### PROBLEM
Return, without any change, the lines from the one containing "Patent image size: (484, 619)." through the one containing "The proximal end 108 is at (213, 462).", including both of those lines.

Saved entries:
============
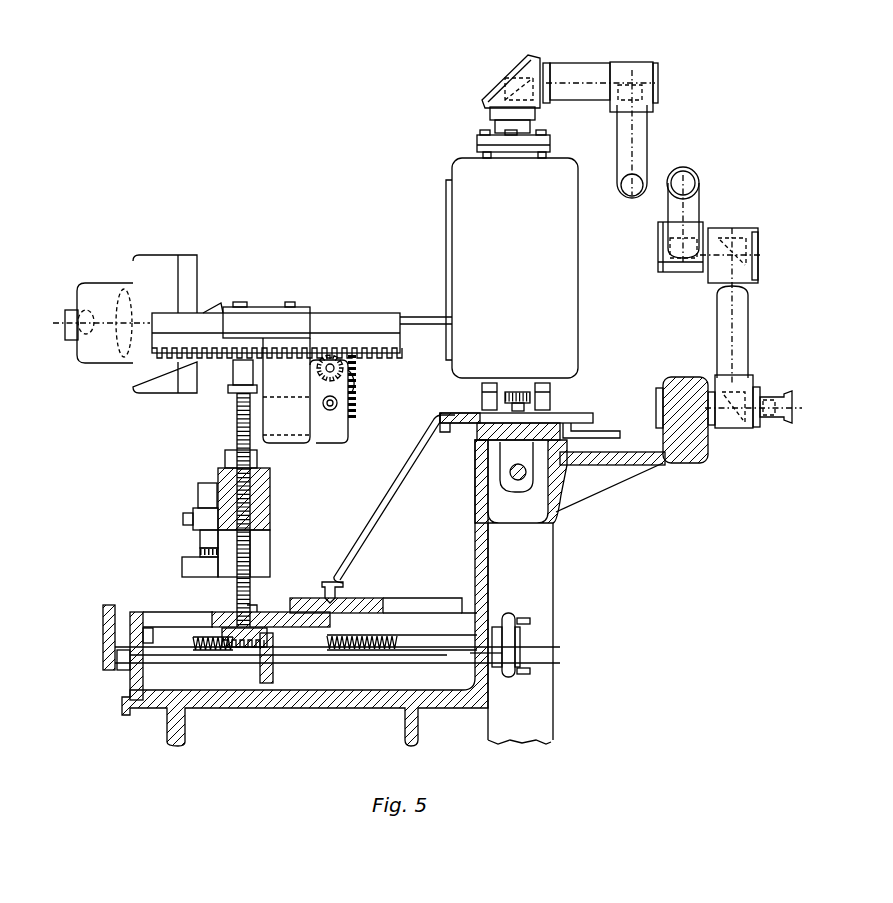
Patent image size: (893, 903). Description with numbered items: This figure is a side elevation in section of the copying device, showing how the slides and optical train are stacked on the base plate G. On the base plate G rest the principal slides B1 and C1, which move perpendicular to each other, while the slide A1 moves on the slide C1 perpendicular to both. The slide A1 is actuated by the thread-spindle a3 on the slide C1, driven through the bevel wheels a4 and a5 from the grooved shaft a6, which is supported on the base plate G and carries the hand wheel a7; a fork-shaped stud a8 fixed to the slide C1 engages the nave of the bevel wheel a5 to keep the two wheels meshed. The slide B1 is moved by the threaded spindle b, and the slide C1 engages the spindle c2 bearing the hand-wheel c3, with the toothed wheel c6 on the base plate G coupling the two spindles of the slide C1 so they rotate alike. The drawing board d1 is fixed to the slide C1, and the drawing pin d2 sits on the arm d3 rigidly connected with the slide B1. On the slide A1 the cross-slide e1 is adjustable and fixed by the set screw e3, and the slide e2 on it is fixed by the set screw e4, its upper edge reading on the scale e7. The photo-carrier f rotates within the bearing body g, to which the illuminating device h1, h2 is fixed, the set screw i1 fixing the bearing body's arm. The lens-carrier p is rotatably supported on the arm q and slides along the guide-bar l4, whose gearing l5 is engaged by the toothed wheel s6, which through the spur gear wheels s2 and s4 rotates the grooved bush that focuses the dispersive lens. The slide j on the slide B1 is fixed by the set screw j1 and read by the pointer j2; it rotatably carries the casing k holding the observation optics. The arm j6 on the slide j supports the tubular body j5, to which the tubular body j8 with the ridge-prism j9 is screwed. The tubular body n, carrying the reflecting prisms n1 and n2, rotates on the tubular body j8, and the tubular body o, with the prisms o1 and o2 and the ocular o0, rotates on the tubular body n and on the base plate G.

The casing k is at (512, 268).
The ridge-prism j9 is at (502, 88).
The tubular body j8 is at (558, 70).
The tubular body j5 is at (500, 126).
The arm j6 is at (550, 143).
The slide j is at (582, 414).
The set screw j1 is at (480, 398).
The pointer j2 is at (600, 432).
The single reflecting prism n1 is at (624, 70).
The tubular body n is at (645, 133).
The single reflecting prism n2 is at (660, 247).
The single reflecting prism o1 is at (728, 238).
The tubular body o is at (746, 320).
The single reflecting prism o2 is at (736, 428).
The ocular o0 is at (775, 418).
The base plate G is at (684, 380).
The slide B1 is at (498, 452).
The spindle b is at (510, 478).
The arm d3 is at (386, 512).
The drawing pin d2 is at (343, 592).
The drawing board d1 is at (378, 598).
The spindle c2 is at (428, 636).
The slide C1 is at (265, 610).
The hand-wheel c3 is at (508, 614).
The toothed wheel c6 is at (104, 630).
The thread-spindle a3 is at (237, 604).
The bevel wheel a4 is at (222, 635).
The bevel wheel a5 is at (262, 675).
The grooved shaft a6 is at (368, 656).
The hand wheel a7 is at (508, 672).
The fork-shaped stud a8 is at (298, 650).
The slide e1 is at (195, 560).
The slide e2 is at (200, 512).
The set screw e3 is at (200, 552).
The set screw e4 is at (183, 520).
The scale e7 is at (200, 540).
The slide A1 is at (262, 498).
The arm q is at (233, 380).
The lens-carrier p is at (285, 375).
The set screw i1 is at (240, 302).
The spur gear wheel s2 is at (348, 370).
The spur gear wheel s4 is at (356, 416).
The toothed wheel s6 is at (352, 388).
The guide-bar l4 is at (392, 313).
The gearing l5 is at (398, 356).
The photo-carrier f is at (212, 308).
The bearing body g is at (184, 262).
The illuminating device h1 is at (120, 292).
The illuminating device h2 is at (78, 312).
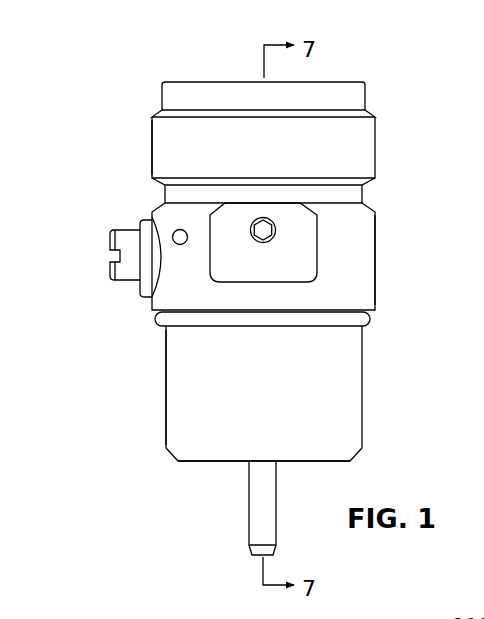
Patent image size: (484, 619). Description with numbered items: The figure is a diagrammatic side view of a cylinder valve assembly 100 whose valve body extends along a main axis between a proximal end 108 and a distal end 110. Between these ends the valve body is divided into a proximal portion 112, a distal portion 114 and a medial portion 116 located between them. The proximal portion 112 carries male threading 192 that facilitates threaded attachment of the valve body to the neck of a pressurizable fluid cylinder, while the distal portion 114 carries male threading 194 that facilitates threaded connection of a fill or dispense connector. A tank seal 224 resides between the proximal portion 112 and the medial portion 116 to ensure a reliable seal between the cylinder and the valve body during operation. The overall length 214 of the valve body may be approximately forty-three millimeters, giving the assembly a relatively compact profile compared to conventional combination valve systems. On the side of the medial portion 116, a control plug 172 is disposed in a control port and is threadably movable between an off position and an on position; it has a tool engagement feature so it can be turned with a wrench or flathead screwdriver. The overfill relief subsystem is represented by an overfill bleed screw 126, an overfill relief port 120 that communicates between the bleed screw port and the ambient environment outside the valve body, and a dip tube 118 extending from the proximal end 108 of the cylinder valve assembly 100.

The cylinder valve assembly 100 is at (91, 82).
The distal end 110 is at (200, 81).
The distal portion 114 is at (380, 145).
The male threading 194 is at (148, 147).
The medial portion 116 is at (381, 268).
The length of the valve body 214 is at (483, 252).
The overfill bleed screw 126 is at (263, 230).
The overfill relief port 120 is at (180, 237).
The control plug 172 is at (129, 284).
The tank seal 224 is at (368, 328).
The proximal portion 112 is at (375, 378).
The male threading 192 is at (161, 388).
The proximal end 108 is at (213, 462).
The dip tube 118 is at (249, 509).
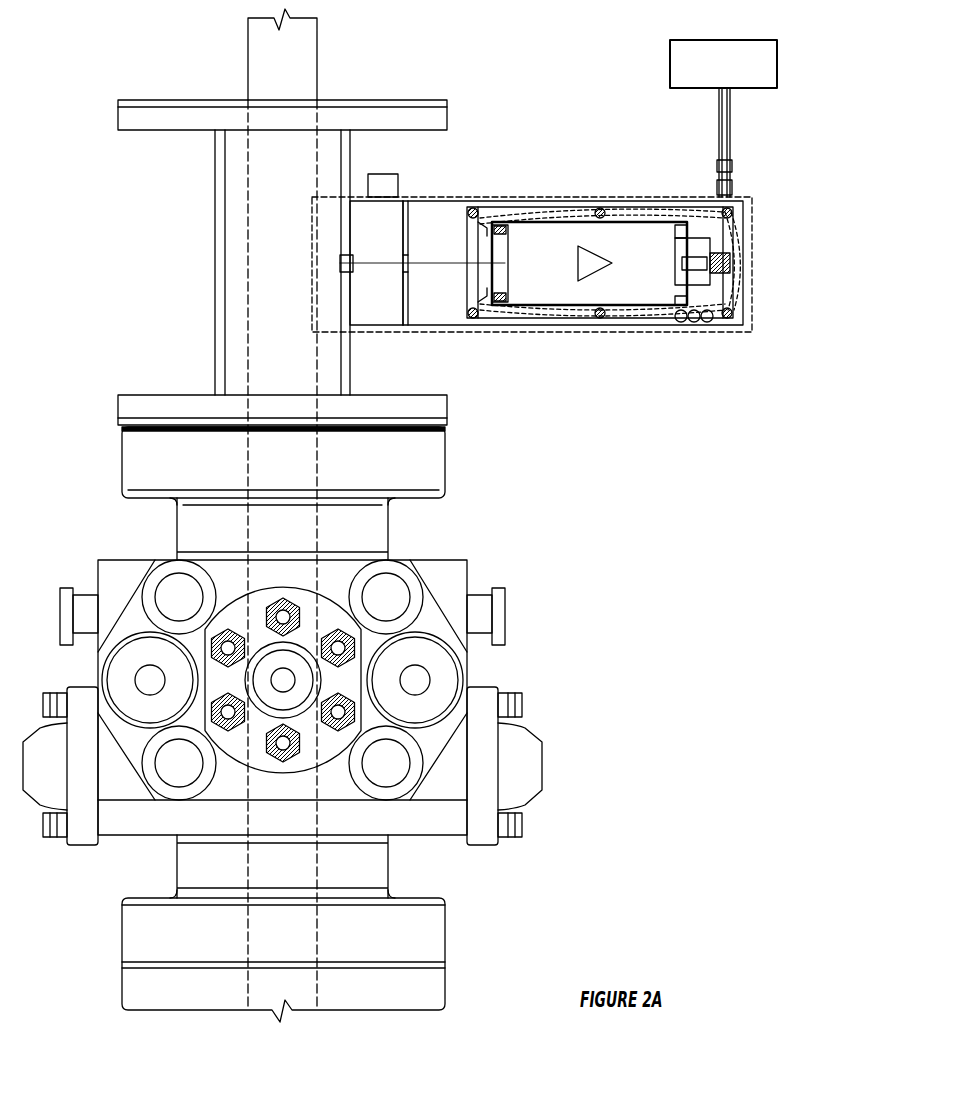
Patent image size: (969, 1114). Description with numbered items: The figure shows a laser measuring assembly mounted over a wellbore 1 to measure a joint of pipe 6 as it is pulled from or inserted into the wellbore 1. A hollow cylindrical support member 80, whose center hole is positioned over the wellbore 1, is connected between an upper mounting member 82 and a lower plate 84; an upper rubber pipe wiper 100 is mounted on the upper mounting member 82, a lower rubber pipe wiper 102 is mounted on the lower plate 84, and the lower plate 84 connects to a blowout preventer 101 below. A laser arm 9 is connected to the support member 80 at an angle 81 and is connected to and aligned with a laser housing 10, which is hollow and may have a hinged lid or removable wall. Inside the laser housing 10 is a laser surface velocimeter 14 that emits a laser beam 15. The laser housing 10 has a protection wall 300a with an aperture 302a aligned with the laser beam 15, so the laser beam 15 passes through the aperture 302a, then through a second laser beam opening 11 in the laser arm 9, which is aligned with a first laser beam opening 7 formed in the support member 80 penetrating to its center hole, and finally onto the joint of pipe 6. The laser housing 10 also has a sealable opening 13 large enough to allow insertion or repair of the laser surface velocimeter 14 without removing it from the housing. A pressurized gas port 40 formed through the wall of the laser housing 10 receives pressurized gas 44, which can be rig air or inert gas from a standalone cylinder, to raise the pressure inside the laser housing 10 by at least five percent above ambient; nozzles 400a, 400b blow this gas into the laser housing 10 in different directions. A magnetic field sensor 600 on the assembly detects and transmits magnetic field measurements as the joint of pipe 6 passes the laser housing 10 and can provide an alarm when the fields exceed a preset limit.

The wellbore 1 is at (445, 990).
The joint of pipe 6 is at (317, 64).
The first laser beam opening 7 is at (338, 262).
The laser arm 9 is at (650, 130).
The laser housing 10 is at (563, 199).
The second laser beam opening 11 is at (356, 261).
The sealable opening 13 is at (727, 290).
The laser surface velocimeter 14 is at (633, 243).
The laser beam 15 is at (390, 266).
The pressurized gas port 40 is at (734, 199).
The pressurized gas 44 is at (777, 64).
The support member 80 is at (214, 229).
The angle 81 is at (400, 328).
The upper mounting member 82 is at (447, 118).
The lower plate 84 is at (447, 408).
The upper rubber pipe wiper 100 is at (447, 108).
The blowout preventer 101 is at (467, 656).
The lower rubber pipe wiper 102 is at (447, 420).
The protection wall 300a is at (405, 224).
The aperture 302a is at (410, 261).
The nozzle 400a is at (481, 231).
The nozzle 400b is at (481, 301).
The magnetic field sensor 600 is at (398, 189).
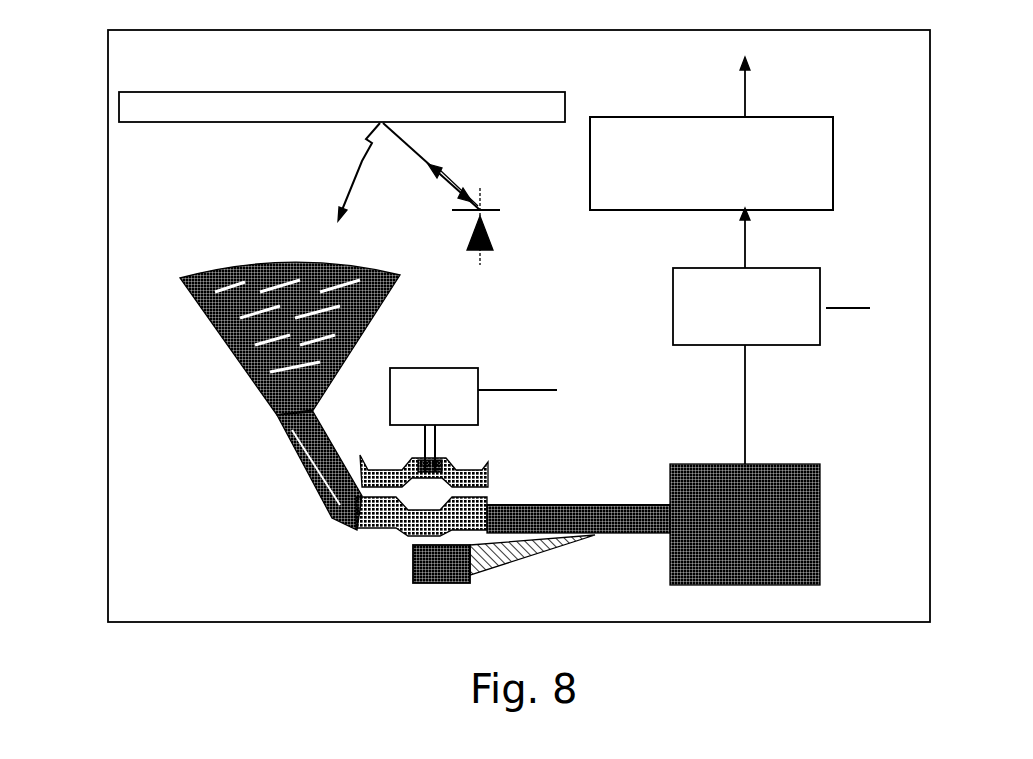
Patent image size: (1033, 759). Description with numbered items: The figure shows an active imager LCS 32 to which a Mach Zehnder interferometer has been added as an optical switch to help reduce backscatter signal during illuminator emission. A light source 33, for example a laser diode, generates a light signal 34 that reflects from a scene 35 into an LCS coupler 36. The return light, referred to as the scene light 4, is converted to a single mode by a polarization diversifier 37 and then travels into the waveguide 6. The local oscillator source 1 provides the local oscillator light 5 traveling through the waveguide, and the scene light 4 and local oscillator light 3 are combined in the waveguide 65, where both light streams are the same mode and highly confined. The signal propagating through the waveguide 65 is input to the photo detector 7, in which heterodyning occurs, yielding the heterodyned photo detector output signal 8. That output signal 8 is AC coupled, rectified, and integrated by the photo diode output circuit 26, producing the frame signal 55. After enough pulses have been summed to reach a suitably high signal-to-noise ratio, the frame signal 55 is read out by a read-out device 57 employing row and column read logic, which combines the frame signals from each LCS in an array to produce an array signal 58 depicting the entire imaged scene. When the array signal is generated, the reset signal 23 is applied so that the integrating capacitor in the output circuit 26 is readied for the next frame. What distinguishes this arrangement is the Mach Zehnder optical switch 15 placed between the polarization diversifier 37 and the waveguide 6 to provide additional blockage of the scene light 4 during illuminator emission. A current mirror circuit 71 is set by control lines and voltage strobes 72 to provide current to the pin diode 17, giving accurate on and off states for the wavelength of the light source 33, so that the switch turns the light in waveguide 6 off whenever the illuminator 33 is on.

The local oscillator source 1 is at (413, 565).
The local oscillator light 3 is at (503, 565).
The scene light 4 is at (345, 181).
The local oscillator light 5 is at (548, 552).
The waveguide 6 is at (548, 506).
The photo detector 7 is at (670, 576).
The photo detector output signal 8 is at (745, 428).
The Mach Zehnder optical switch 15 is at (390, 467).
The pin diode 17 is at (437, 463).
The reset signal 23 is at (845, 310).
The photo diode output circuit 26 is at (673, 306).
The active imager LCS 32 is at (108, 212).
The light source 33 is at (494, 213).
The light signal 34 is at (418, 158).
The scene 35 is at (258, 123).
The LCS coupler 36 is at (222, 359).
The polarization diversifier 37 is at (296, 468).
The frame signal 55 is at (745, 232).
The read-out device 57 is at (772, 212).
The array signal 58 is at (748, 83).
The waveguide 65 is at (648, 505).
The current mirror circuit 71 is at (445, 368).
The control lines and voltage strobes 72 is at (519, 390).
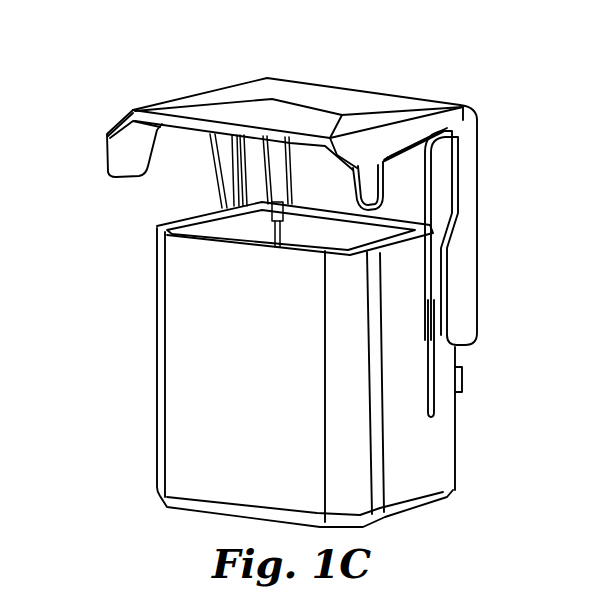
============
### RESPONSE BELOW
Patent image size: (484, 619). Description with numbered items: The figure is a diagrammatic side view of a cylinder valve assembly 100 whose valve body extends along a main axis between a proximal end 108 and a distal end 110. Between these ends the valve body is divided into a proximal portion 112, a distal portion 114 and a medial portion 116 located between them. The proximal portion 112 carries male threading 192 that facilitates threaded attachment of the valve body to the neck of a pressurizable fluid cylinder, while the distal portion 114 carries male threading 194 that facilitates threaded connection of a fill or dispense connector. A tank seal 224 resides between the proximal portion 112 and the medial portion 116 to ensure a reliable seal between the cylinder and the valve body during operation. The overall length 214 of the valve body may be approximately forty-three millimeters, giving the assembly a relatively compact profile compared to conventional combination valve systems. On the side of the medial portion 116, a control plug 172 is disposed in a control port and is threadably movable between an off position and an on position; it has a tool engagement feature so it can be turned with a wrench or flathead screwdriver. The overfill relief subsystem is represented by an overfill bleed screw 126, an overfill relief port 120 that communicates between the bleed screw port and the ambient environment outside the valve body, and a dip tube 118 extending from the proximal end 108 of the cylinder valve assembly 100.

The cylinder valve assembly 100 is at (91, 82).
The distal end 110 is at (200, 81).
The distal portion 114 is at (380, 145).
The male threading 194 is at (148, 147).
The medial portion 116 is at (381, 268).
The length of the valve body 214 is at (483, 252).
The overfill bleed screw 126 is at (263, 230).
The overfill relief port 120 is at (180, 237).
The control plug 172 is at (129, 284).
The tank seal 224 is at (368, 328).
The proximal portion 112 is at (375, 378).
The male threading 192 is at (161, 388).
The proximal end 108 is at (213, 462).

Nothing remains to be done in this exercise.